## STATED PROBLEM
Would you transcribe the whole listing exactly, minus its pictures?

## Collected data
BEGIN
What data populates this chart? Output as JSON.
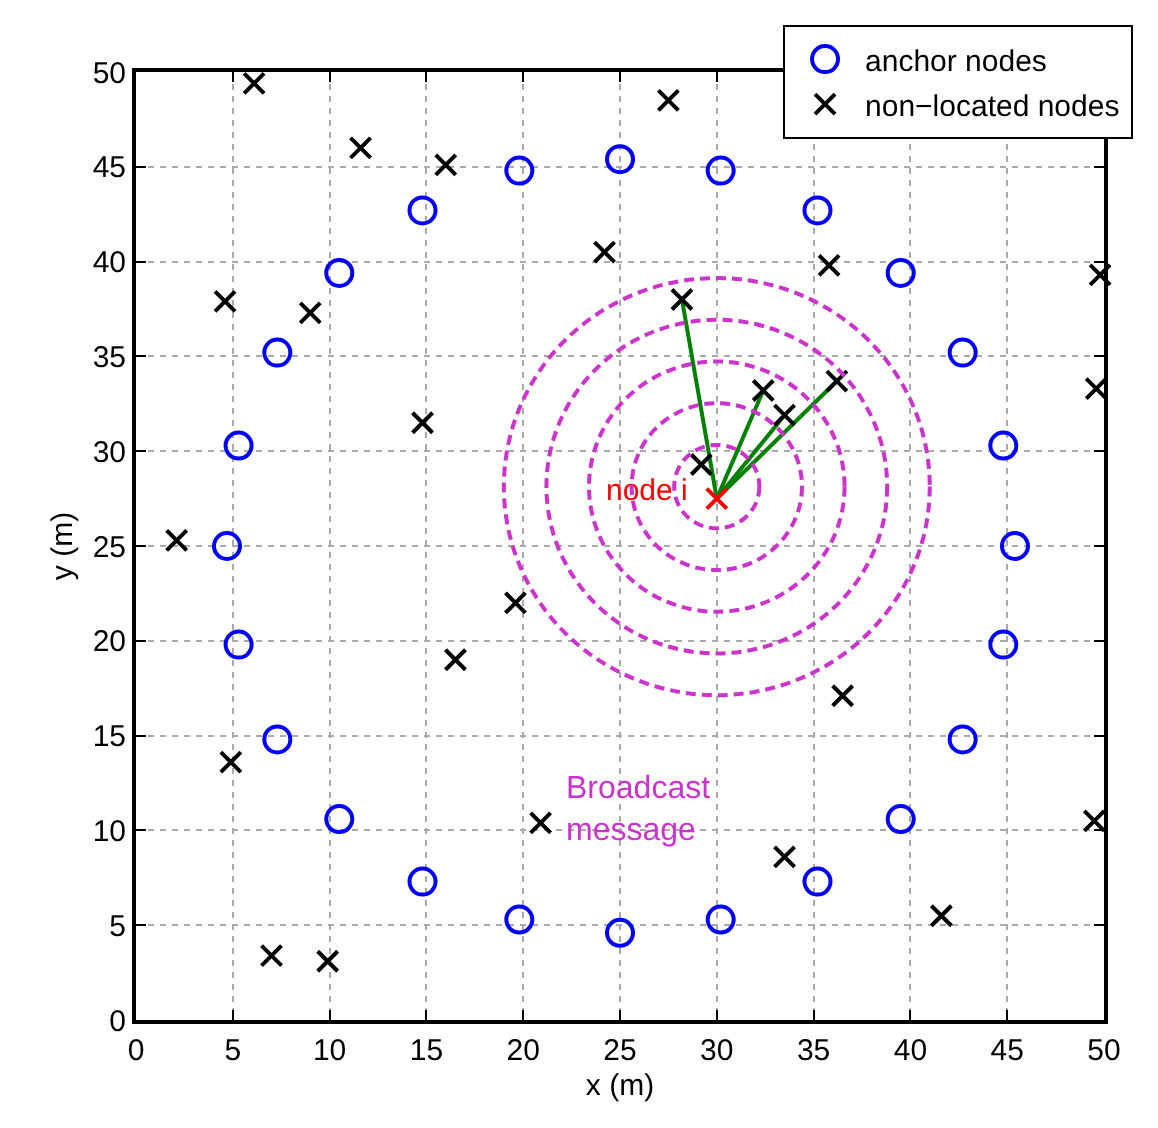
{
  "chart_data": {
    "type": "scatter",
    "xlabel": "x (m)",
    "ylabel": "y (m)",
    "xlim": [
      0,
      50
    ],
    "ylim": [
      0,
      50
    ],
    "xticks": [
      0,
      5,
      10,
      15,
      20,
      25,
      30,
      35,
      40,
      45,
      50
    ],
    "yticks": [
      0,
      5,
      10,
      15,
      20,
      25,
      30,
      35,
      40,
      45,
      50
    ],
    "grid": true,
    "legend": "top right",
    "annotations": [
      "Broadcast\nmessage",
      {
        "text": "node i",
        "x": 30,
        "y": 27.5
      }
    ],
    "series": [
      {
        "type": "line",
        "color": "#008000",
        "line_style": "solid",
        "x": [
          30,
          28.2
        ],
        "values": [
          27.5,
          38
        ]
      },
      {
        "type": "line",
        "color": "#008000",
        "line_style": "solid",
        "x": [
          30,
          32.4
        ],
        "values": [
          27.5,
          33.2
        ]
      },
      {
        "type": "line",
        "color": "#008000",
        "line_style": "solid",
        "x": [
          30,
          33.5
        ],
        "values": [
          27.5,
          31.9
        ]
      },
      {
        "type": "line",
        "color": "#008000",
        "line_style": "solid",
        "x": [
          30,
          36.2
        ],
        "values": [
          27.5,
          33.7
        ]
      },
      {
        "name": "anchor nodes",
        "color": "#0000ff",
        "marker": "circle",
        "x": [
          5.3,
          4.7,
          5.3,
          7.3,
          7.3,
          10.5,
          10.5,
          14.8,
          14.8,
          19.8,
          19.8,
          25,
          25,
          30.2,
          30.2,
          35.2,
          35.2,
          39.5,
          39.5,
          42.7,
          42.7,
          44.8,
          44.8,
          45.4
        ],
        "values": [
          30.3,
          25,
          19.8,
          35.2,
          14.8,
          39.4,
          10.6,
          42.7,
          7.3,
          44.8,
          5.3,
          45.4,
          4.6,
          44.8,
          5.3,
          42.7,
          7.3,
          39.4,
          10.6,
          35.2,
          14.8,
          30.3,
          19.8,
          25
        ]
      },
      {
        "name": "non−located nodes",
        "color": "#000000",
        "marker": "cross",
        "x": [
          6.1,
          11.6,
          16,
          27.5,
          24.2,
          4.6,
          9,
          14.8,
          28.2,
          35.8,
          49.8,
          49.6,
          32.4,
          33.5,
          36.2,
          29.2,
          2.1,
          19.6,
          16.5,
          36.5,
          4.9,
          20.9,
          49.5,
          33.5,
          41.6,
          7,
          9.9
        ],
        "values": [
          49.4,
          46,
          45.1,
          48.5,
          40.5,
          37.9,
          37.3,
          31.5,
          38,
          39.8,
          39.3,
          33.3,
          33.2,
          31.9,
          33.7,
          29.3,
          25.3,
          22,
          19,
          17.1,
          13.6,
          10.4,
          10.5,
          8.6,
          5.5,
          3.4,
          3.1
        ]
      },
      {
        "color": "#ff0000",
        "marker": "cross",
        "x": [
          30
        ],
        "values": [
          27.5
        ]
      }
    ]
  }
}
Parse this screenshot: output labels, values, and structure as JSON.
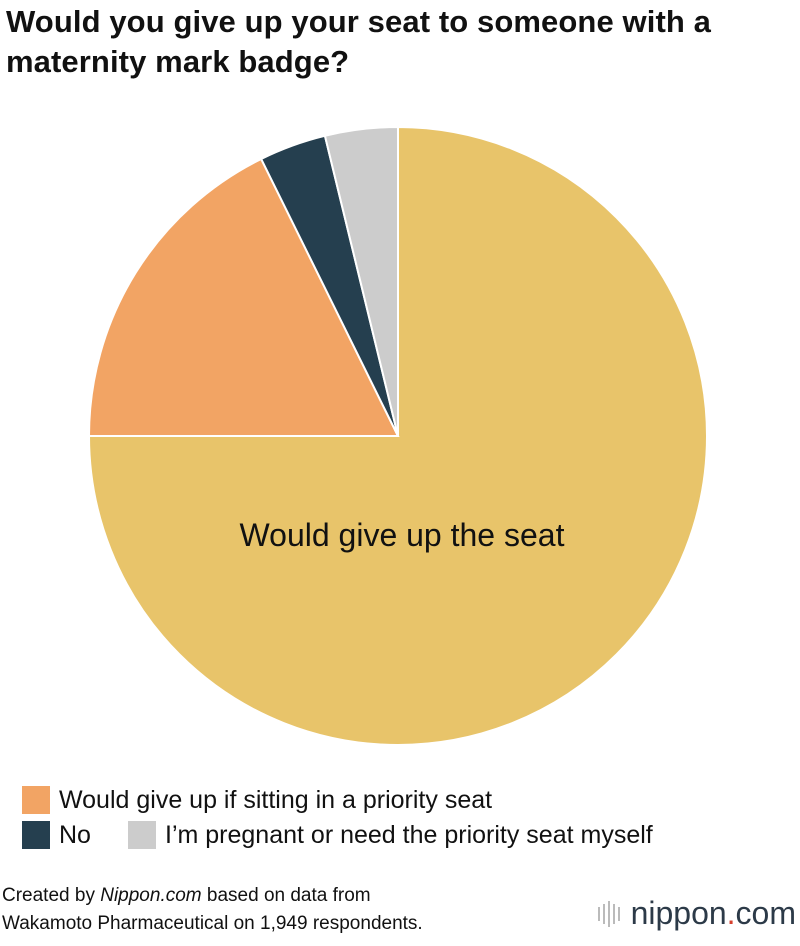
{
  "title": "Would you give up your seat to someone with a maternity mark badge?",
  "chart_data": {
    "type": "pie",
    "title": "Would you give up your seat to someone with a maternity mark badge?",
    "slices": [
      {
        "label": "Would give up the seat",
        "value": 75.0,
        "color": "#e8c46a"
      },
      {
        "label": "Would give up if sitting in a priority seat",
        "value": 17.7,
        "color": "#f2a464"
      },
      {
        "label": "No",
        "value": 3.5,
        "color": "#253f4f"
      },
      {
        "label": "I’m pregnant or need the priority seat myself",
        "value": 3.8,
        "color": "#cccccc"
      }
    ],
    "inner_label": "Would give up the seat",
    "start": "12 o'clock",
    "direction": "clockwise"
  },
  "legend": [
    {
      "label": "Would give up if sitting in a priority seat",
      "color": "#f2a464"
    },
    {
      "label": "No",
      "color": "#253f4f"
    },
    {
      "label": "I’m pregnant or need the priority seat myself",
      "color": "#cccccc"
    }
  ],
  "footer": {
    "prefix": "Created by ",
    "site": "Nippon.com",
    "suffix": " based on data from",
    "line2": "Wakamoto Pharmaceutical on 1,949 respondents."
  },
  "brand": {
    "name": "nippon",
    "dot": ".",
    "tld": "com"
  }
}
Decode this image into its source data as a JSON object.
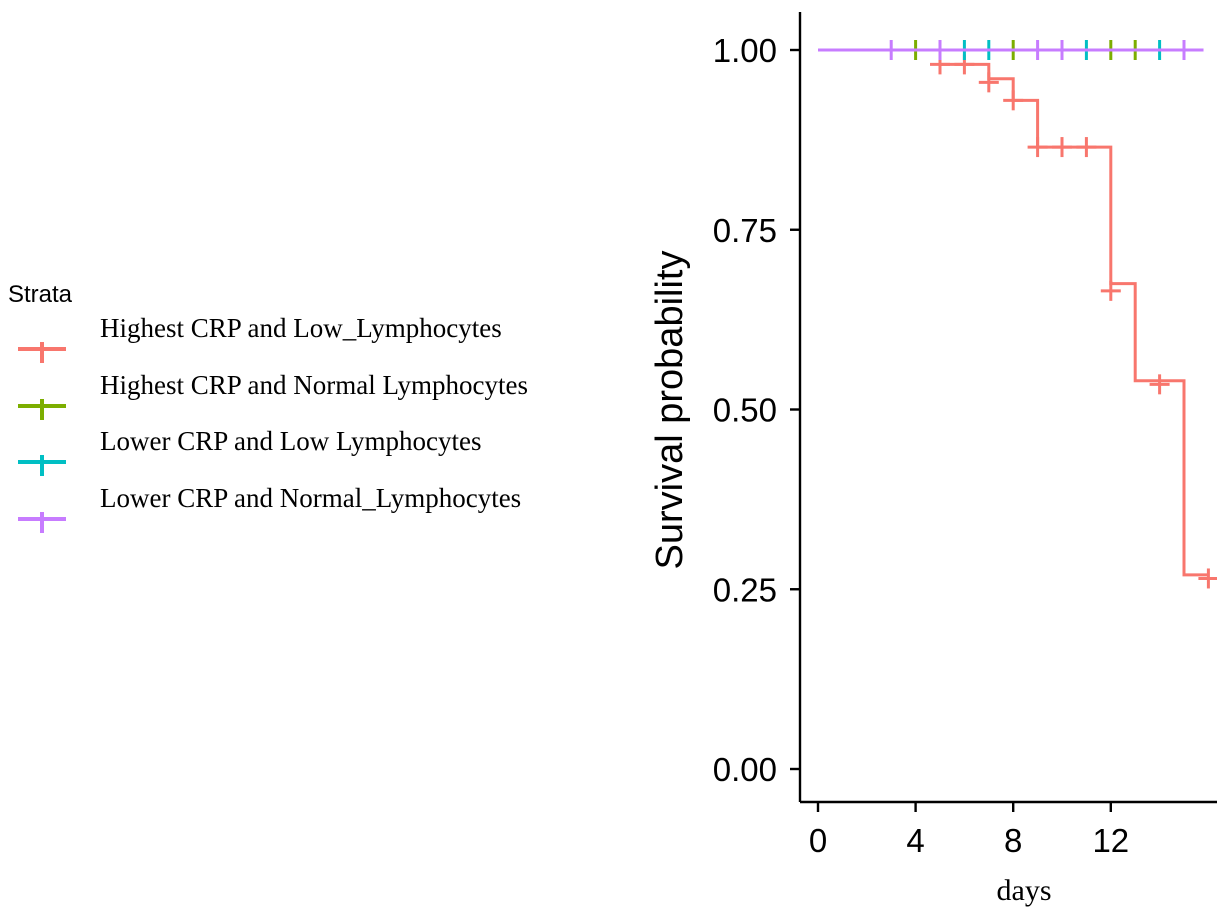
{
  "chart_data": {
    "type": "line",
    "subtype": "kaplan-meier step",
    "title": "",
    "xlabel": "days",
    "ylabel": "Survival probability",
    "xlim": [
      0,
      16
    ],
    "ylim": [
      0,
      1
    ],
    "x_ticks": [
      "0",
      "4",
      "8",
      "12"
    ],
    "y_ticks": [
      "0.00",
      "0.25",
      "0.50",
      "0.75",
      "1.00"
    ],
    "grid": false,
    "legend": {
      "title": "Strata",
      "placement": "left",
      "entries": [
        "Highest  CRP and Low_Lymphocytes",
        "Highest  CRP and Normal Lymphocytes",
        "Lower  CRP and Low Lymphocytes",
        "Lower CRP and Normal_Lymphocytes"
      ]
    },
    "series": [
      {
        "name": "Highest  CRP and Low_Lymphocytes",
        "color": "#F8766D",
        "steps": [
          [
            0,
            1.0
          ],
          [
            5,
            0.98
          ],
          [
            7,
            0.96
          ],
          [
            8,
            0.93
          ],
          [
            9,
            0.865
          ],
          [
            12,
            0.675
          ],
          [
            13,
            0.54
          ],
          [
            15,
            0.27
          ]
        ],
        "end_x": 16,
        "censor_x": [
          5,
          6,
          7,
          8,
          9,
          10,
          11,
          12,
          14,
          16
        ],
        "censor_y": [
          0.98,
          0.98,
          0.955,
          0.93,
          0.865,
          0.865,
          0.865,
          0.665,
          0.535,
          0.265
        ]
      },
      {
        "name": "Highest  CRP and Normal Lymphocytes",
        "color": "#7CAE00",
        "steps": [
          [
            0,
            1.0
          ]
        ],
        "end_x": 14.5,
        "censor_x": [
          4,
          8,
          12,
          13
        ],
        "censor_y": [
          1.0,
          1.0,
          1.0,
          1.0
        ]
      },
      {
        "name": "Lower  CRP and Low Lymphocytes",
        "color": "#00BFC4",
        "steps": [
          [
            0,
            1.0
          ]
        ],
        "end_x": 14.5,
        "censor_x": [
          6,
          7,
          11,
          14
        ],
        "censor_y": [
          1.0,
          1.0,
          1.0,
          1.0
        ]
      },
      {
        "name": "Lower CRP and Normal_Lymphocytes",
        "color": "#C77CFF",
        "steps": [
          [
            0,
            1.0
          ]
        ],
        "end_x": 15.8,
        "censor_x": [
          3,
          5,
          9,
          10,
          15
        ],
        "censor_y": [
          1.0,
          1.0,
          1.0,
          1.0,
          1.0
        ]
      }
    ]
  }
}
END
## REPLY TO THE TASK
What data populates this chart? Output as JSON.
{
  "chart_data": {
    "type": "scatter",
    "xlabel": "x (m)",
    "ylabel": "y (m)",
    "xlim": [
      0,
      50
    ],
    "ylim": [
      0,
      50
    ],
    "xticks": [
      0,
      5,
      10,
      15,
      20,
      25,
      30,
      35,
      40,
      45,
      50
    ],
    "yticks": [
      0,
      5,
      10,
      15,
      20,
      25,
      30,
      35,
      40,
      45,
      50
    ],
    "grid": true,
    "legend": "top right",
    "annotations": [
      "Broadcast\nmessage",
      {
        "text": "node i",
        "x": 30,
        "y": 27.5
      }
    ],
    "series": [
      {
        "type": "line",
        "color": "#008000",
        "line_style": "solid",
        "x": [
          30,
          28.2
        ],
        "values": [
          27.5,
          38
        ]
      },
      {
        "type": "line",
        "color": "#008000",
        "line_style": "solid",
        "x": [
          30,
          32.4
        ],
        "values": [
          27.5,
          33.2
        ]
      },
      {
        "type": "line",
        "color": "#008000",
        "line_style": "solid",
        "x": [
          30,
          33.5
        ],
        "values": [
          27.5,
          31.9
        ]
      },
      {
        "type": "line",
        "color": "#008000",
        "line_style": "solid",
        "x": [
          30,
          36.2
        ],
        "values": [
          27.5,
          33.7
        ]
      },
      {
        "name": "anchor nodes",
        "color": "#0000ff",
        "marker": "circle",
        "x": [
          5.3,
          4.7,
          5.3,
          7.3,
          7.3,
          10.5,
          10.5,
          14.8,
          14.8,
          19.8,
          19.8,
          25,
          25,
          30.2,
          30.2,
          35.2,
          35.2,
          39.5,
          39.5,
          42.7,
          42.7,
          44.8,
          44.8,
          45.4
        ],
        "values": [
          30.3,
          25,
          19.8,
          35.2,
          14.8,
          39.4,
          10.6,
          42.7,
          7.3,
          44.8,
          5.3,
          45.4,
          4.6,
          44.8,
          5.3,
          42.7,
          7.3,
          39.4,
          10.6,
          35.2,
          14.8,
          30.3,
          19.8,
          25
        ]
      },
      {
        "name": "non−located nodes",
        "color": "#000000",
        "marker": "cross",
        "x": [
          6.1,
          11.6,
          16,
          27.5,
          24.2,
          4.6,
          9,
          14.8,
          28.2,
          35.8,
          49.8,
          49.6,
          32.4,
          33.5,
          36.2,
          29.2,
          2.1,
          19.6,
          16.5,
          36.5,
          4.9,
          20.9,
          49.5,
          33.5,
          41.6,
          7,
          9.9
        ],
        "values": [
          49.4,
          46,
          45.1,
          48.5,
          40.5,
          37.9,
          37.3,
          31.5,
          38,
          39.8,
          39.3,
          33.3,
          33.2,
          31.9,
          33.7,
          29.3,
          25.3,
          22,
          19,
          17.1,
          13.6,
          10.4,
          10.5,
          8.6,
          5.5,
          3.4,
          3.1
        ]
      },
      {
        "color": "#ff0000",
        "marker": "cross",
        "x": [
          30
        ],
        "values": [
          27.5
        ]
      }
    ]
  }
}
Parse this screenshot: output labels, values, and structure as JSON.
{
  "title": "Would you give up your seat to someone with a maternity mark badge?",
  "chart_data": {
    "type": "pie",
    "title": "Would you give up your seat to someone with a maternity mark badge?",
    "slices": [
      {
        "label": "Would give up the seat",
        "value": 75.0,
        "color": "#e8c46a"
      },
      {
        "label": "Would give up if sitting in a priority seat",
        "value": 17.7,
        "color": "#f2a464"
      },
      {
        "label": "No",
        "value": 3.5,
        "color": "#253f4f"
      },
      {
        "label": "I’m pregnant or need the priority seat myself",
        "value": 3.8,
        "color": "#cccccc"
      }
    ],
    "inner_label": "Would give up the seat",
    "start": "12 o'clock",
    "direction": "clockwise"
  },
  "legend": [
    {
      "label": "Would give up if sitting in a priority seat",
      "color": "#f2a464"
    },
    {
      "label": "No",
      "color": "#253f4f"
    },
    {
      "label": "I’m pregnant or need the priority seat myself",
      "color": "#cccccc"
    }
  ],
  "footer": {
    "prefix": "Created by ",
    "site": "Nippon.com",
    "suffix": " based on data from",
    "line2": "Wakamoto Pharmaceutical on 1,949 respondents."
  },
  "brand": {
    "name": "nippon",
    "dot": ".",
    "tld": "com"
  }
}
Decode this image into its source data as a JSON object.
{
  "chart_data": {
    "type": "line",
    "subtype": "kaplan-meier step",
    "title": "",
    "xlabel": "days",
    "ylabel": "Survival probability",
    "xlim": [
      0,
      16
    ],
    "ylim": [
      0,
      1
    ],
    "x_ticks": [
      "0",
      "4",
      "8",
      "12"
    ],
    "y_ticks": [
      "0.00",
      "0.25",
      "0.50",
      "0.75",
      "1.00"
    ],
    "grid": false,
    "legend": {
      "title": "Strata",
      "placement": "left",
      "entries": [
        "Highest  CRP and Low_Lymphocytes",
        "Highest  CRP and Normal Lymphocytes",
        "Lower  CRP and Low Lymphocytes",
        "Lower CRP and Normal_Lymphocytes"
      ]
    },
    "series": [
      {
        "name": "Highest  CRP and Low_Lymphocytes",
        "color": "#F8766D",
        "steps": [
          [
            0,
            1.0
          ],
          [
            5,
            0.98
          ],
          [
            7,
            0.96
          ],
          [
            8,
            0.93
          ],
          [
            9,
            0.865
          ],
          [
            12,
            0.675
          ],
          [
            13,
            0.54
          ],
          [
            15,
            0.27
          ]
        ],
        "end_x": 16,
        "censor_x": [
          5,
          6,
          7,
          8,
          9,
          10,
          11,
          12,
          14,
          16
        ],
        "censor_y": [
          0.98,
          0.98,
          0.955,
          0.93,
          0.865,
          0.865,
          0.865,
          0.665,
          0.535,
          0.265
        ]
      },
      {
        "name": "Highest  CRP and Normal Lymphocytes",
        "color": "#7CAE00",
        "steps": [
          [
            0,
            1.0
          ]
        ],
        "end_x": 14.5,
        "censor_x": [
          4,
          8,
          12,
          13
        ],
        "censor_y": [
          1.0,
          1.0,
          1.0,
          1.0
        ]
      },
      {
        "name": "Lower  CRP and Low Lymphocytes",
        "color": "#00BFC4",
        "steps": [
          [
            0,
            1.0
          ]
        ],
        "end_x": 14.5,
        "censor_x": [
          6,
          7,
          11,
          14
        ],
        "censor_y": [
          1.0,
          1.0,
          1.0,
          1.0
        ]
      },
      {
        "name": "Lower CRP and Normal_Lymphocytes",
        "color": "#C77CFF",
        "steps": [
          [
            0,
            1.0
          ]
        ],
        "end_x": 15.8,
        "censor_x": [
          3,
          5,
          9,
          10,
          15
        ],
        "censor_y": [
          1.0,
          1.0,
          1.0,
          1.0,
          1.0
        ]
      }
    ]
  }
}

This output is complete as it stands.